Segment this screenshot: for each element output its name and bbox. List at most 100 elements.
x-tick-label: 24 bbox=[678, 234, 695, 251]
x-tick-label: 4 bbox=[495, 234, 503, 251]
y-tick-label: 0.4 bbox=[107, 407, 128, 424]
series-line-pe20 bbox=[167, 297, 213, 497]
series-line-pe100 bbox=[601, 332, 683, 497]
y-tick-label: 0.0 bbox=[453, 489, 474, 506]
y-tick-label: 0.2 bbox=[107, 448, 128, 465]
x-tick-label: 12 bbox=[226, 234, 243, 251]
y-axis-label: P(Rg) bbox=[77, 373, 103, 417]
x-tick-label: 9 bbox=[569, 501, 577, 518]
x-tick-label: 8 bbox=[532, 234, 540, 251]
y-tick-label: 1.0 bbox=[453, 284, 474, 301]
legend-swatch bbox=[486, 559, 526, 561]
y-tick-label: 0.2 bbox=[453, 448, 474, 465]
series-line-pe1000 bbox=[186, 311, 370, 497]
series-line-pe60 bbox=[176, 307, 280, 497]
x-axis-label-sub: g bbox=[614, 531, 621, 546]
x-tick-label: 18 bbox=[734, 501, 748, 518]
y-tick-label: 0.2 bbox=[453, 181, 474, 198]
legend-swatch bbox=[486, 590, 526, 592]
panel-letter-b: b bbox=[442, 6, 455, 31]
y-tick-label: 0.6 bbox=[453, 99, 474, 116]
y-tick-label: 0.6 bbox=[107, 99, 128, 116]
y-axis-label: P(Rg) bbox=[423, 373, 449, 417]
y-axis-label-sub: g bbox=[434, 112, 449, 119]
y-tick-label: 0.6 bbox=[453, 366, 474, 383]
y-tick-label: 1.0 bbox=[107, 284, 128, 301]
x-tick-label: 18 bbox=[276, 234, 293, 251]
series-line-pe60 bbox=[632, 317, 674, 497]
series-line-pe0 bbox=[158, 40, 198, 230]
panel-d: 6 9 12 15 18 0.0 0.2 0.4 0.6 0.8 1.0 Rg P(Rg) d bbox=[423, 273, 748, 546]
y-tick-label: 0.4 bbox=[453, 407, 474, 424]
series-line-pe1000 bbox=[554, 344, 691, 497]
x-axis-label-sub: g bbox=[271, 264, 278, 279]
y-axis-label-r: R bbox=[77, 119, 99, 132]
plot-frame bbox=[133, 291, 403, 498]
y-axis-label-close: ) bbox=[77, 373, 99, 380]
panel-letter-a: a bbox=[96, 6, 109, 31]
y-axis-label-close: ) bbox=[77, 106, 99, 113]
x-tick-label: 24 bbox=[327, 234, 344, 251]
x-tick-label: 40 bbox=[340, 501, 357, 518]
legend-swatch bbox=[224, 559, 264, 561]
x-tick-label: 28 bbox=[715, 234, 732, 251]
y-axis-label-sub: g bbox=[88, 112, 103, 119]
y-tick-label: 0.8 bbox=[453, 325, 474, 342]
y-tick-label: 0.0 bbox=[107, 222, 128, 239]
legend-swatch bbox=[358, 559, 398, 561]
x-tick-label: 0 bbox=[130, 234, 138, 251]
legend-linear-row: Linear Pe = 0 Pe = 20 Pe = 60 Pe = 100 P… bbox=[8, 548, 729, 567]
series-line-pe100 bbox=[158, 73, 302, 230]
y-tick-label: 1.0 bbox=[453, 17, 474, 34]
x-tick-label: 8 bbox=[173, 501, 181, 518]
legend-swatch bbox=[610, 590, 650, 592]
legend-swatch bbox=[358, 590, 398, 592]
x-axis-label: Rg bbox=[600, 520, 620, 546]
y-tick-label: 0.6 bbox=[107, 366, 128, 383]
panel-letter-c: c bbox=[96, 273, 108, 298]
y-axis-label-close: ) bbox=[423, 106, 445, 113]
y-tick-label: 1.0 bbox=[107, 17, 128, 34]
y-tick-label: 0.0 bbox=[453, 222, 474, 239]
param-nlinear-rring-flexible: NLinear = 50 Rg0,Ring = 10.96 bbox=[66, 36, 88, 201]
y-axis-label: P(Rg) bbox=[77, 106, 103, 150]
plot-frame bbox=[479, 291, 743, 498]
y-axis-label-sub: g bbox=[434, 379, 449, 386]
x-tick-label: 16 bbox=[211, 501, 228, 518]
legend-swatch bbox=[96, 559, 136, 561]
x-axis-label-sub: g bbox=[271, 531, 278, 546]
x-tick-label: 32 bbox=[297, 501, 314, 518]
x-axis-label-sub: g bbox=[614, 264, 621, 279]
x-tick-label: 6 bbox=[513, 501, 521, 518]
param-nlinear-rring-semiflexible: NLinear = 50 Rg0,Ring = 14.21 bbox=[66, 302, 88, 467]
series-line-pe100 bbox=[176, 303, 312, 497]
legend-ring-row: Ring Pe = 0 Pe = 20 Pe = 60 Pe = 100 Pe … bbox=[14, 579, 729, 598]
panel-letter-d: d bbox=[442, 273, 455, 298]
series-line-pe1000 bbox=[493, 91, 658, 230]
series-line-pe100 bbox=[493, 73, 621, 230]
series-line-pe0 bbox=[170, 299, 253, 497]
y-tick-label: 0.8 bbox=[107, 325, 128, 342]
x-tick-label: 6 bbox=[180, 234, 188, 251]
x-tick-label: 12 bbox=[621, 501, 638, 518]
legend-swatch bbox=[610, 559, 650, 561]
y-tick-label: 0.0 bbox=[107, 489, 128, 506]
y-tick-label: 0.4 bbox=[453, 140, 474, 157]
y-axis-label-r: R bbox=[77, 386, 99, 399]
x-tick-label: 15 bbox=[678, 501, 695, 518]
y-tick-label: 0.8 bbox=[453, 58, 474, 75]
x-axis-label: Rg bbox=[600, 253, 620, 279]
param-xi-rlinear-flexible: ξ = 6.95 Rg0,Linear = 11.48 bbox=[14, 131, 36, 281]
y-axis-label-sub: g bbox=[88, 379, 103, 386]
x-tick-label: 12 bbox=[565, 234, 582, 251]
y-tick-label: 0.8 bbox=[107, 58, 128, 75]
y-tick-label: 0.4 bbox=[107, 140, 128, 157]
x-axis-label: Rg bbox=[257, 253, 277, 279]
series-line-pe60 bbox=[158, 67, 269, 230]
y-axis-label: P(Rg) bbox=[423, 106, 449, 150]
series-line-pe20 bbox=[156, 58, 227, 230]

____________

▸ THE PROBLEM
Print every line of the items above, unchanged and in the same order.

▸ EXERCISE SOLUTION
Segment this screenshot: for each element output its name and bbox. List at most 100 elements.
x-tick-label: 24 bbox=[678, 234, 695, 251]
x-tick-label: 4 bbox=[495, 234, 503, 251]
y-tick-label: 0.4 bbox=[107, 407, 128, 424]
series-line-pe20 bbox=[167, 297, 213, 497]
series-line-pe100 bbox=[601, 332, 683, 497]
y-tick-label: 0.0 bbox=[453, 489, 474, 506]
y-tick-label: 0.2 bbox=[107, 448, 128, 465]
x-tick-label: 12 bbox=[226, 234, 243, 251]
y-axis-label: P(Rg) bbox=[77, 373, 103, 417]
x-tick-label: 9 bbox=[569, 501, 577, 518]
x-tick-label: 8 bbox=[532, 234, 540, 251]
y-tick-label: 1.0 bbox=[453, 284, 474, 301]
legend-swatch bbox=[486, 559, 526, 561]
y-tick-label: 0.2 bbox=[453, 448, 474, 465]
series-line-pe1000 bbox=[186, 311, 370, 497]
series-line-pe60 bbox=[176, 307, 280, 497]
x-axis-label-sub: g bbox=[614, 531, 621, 546]
x-tick-label: 18 bbox=[734, 501, 748, 518]
y-tick-label: 0.2 bbox=[453, 181, 474, 198]
legend-swatch bbox=[486, 590, 526, 592]
panel-letter-b: b bbox=[442, 6, 455, 31]
y-tick-label: 0.6 bbox=[453, 99, 474, 116]
y-tick-label: 0.6 bbox=[107, 99, 128, 116]
y-axis-label: P(Rg) bbox=[423, 373, 449, 417]
y-axis-label-sub: g bbox=[434, 112, 449, 119]
y-tick-label: 0.6 bbox=[453, 366, 474, 383]
y-tick-label: 1.0 bbox=[107, 284, 128, 301]
x-tick-label: 18 bbox=[276, 234, 293, 251]
series-line-pe60 bbox=[632, 317, 674, 497]
series-line-pe0 bbox=[158, 40, 198, 230]
panel-d: 6 9 12 15 18 0.0 0.2 0.4 0.6 0.8 1.0 Rg P(Rg) d bbox=[423, 273, 748, 546]
y-tick-label: 0.4 bbox=[453, 407, 474, 424]
series-line-pe1000 bbox=[554, 344, 691, 497]
x-axis-label-sub: g bbox=[271, 264, 278, 279]
y-axis-label-r: R bbox=[77, 119, 99, 132]
plot-frame bbox=[133, 291, 403, 498]
y-axis-label-close: ) bbox=[77, 373, 99, 380]
panel-letter-a: a bbox=[96, 6, 109, 31]
y-axis-label-close: ) bbox=[77, 106, 99, 113]
x-tick-label: 24 bbox=[327, 234, 344, 251]
x-tick-label: 40 bbox=[340, 501, 357, 518]
legend-swatch bbox=[224, 559, 264, 561]
x-tick-label: 28 bbox=[715, 234, 732, 251]
y-axis-label-sub: g bbox=[88, 112, 103, 119]
y-tick-label: 0.8 bbox=[453, 325, 474, 342]
y-tick-label: 0.0 bbox=[107, 222, 128, 239]
legend-swatch bbox=[358, 559, 398, 561]
x-tick-label: 0 bbox=[130, 234, 138, 251]
legend-linear-row: Linear Pe = 0 Pe = 20 Pe = 60 Pe = 100 P… bbox=[8, 548, 729, 567]
series-line-pe100 bbox=[158, 73, 302, 230]
y-tick-label: 1.0 bbox=[453, 17, 474, 34]
x-tick-label: 8 bbox=[173, 501, 181, 518]
legend-swatch bbox=[610, 590, 650, 592]
legend-swatch bbox=[358, 590, 398, 592]
x-axis-label: Rg bbox=[600, 520, 620, 546]
y-tick-label: 0.6 bbox=[107, 366, 128, 383]
panel-letter-c: c bbox=[96, 273, 108, 298]
y-axis-label-close: ) bbox=[423, 106, 445, 113]
y-tick-label: 1.0 bbox=[107, 17, 128, 34]
y-tick-label: 0.0 bbox=[453, 222, 474, 239]
param-nlinear-rring-flexible: NLinear = 50 Rg0,Ring = 10.96 bbox=[66, 36, 88, 201]
y-axis-label: P(Rg) bbox=[77, 106, 103, 150]
plot-frame bbox=[479, 291, 743, 498]
y-axis-label-sub: g bbox=[434, 379, 449, 386]
x-tick-label: 16 bbox=[211, 501, 228, 518]
legend-swatch bbox=[96, 559, 136, 561]
x-axis-label-sub: g bbox=[271, 531, 278, 546]
x-tick-label: 32 bbox=[297, 501, 314, 518]
x-axis-label-sub: g bbox=[614, 264, 621, 279]
x-tick-label: 6 bbox=[513, 501, 521, 518]
param-nlinear-rring-semiflexible: NLinear = 50 Rg0,Ring = 14.21 bbox=[66, 302, 88, 467]
series-line-pe100 bbox=[176, 303, 312, 497]
legend-ring-row: Ring Pe = 0 Pe = 20 Pe = 60 Pe = 100 Pe … bbox=[14, 579, 729, 598]
panel-letter-d: d bbox=[442, 273, 455, 298]
series-line-pe1000 bbox=[493, 91, 658, 230]
series-line-pe100 bbox=[493, 73, 621, 230]
series-line-pe0 bbox=[170, 299, 253, 497]
y-tick-label: 0.8 bbox=[107, 325, 128, 342]
x-tick-label: 6 bbox=[180, 234, 188, 251]
x-tick-label: 12 bbox=[621, 501, 638, 518]
legend-swatch bbox=[610, 559, 650, 561]
y-tick-label: 0.0 bbox=[107, 489, 128, 506]
y-tick-label: 0.4 bbox=[453, 140, 474, 157]
y-axis-label-r: R bbox=[77, 386, 99, 399]
x-tick-label: 15 bbox=[678, 501, 695, 518]
y-tick-label: 0.8 bbox=[453, 58, 474, 75]
x-axis-label: Rg bbox=[600, 253, 620, 279]
param-xi-rlinear-flexible: ξ = 6.95 Rg0,Linear = 11.48 bbox=[14, 131, 36, 281]
y-axis-label-sub: g bbox=[88, 379, 103, 386]
x-tick-label: 12 bbox=[565, 234, 582, 251]
y-tick-label: 0.8 bbox=[107, 58, 128, 75]
y-tick-label: 0.4 bbox=[107, 140, 128, 157]
x-axis-label: Rg bbox=[257, 253, 277, 279]
series-line-pe60 bbox=[158, 67, 269, 230]
y-axis-label: P(Rg) bbox=[423, 106, 449, 150]
series-line-pe20 bbox=[156, 58, 227, 230]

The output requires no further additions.